(Dataset entries)
** START **

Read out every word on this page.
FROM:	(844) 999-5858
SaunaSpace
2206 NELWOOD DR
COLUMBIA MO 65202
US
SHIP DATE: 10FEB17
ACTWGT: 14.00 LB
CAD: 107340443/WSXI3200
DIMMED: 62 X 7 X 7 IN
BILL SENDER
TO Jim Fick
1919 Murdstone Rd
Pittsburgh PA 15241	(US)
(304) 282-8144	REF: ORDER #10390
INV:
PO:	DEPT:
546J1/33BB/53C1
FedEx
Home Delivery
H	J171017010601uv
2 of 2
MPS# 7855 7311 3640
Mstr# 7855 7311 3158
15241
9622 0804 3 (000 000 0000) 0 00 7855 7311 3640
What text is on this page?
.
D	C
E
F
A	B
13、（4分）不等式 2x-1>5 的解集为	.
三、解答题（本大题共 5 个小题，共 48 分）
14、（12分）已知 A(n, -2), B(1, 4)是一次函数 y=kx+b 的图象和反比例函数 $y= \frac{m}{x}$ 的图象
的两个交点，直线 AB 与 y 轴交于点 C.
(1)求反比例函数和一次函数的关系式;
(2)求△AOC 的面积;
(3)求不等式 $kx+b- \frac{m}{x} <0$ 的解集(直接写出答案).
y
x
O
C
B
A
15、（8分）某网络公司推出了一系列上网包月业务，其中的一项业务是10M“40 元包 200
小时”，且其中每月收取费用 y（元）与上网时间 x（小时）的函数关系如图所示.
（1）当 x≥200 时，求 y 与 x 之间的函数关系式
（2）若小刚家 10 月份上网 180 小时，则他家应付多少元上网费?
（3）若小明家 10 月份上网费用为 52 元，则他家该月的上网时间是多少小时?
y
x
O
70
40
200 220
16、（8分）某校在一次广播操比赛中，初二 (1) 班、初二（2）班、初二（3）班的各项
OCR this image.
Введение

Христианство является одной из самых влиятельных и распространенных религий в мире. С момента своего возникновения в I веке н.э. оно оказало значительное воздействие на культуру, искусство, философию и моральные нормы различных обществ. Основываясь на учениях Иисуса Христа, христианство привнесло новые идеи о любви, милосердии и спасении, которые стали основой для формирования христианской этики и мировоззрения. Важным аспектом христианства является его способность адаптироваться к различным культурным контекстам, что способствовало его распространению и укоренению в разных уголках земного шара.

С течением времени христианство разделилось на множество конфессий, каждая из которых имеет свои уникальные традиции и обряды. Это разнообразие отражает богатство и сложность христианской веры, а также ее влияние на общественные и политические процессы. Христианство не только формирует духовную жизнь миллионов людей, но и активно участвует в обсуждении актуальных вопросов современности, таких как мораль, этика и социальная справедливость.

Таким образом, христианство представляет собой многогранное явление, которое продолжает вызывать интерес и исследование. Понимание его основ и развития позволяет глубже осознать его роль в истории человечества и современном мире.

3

** END **

▶ **What is needed**
Working from the entries above, return all lines that contain "this".

▶ **Task output**
Read out every word on this page.
What text is on this page?
OCR this image.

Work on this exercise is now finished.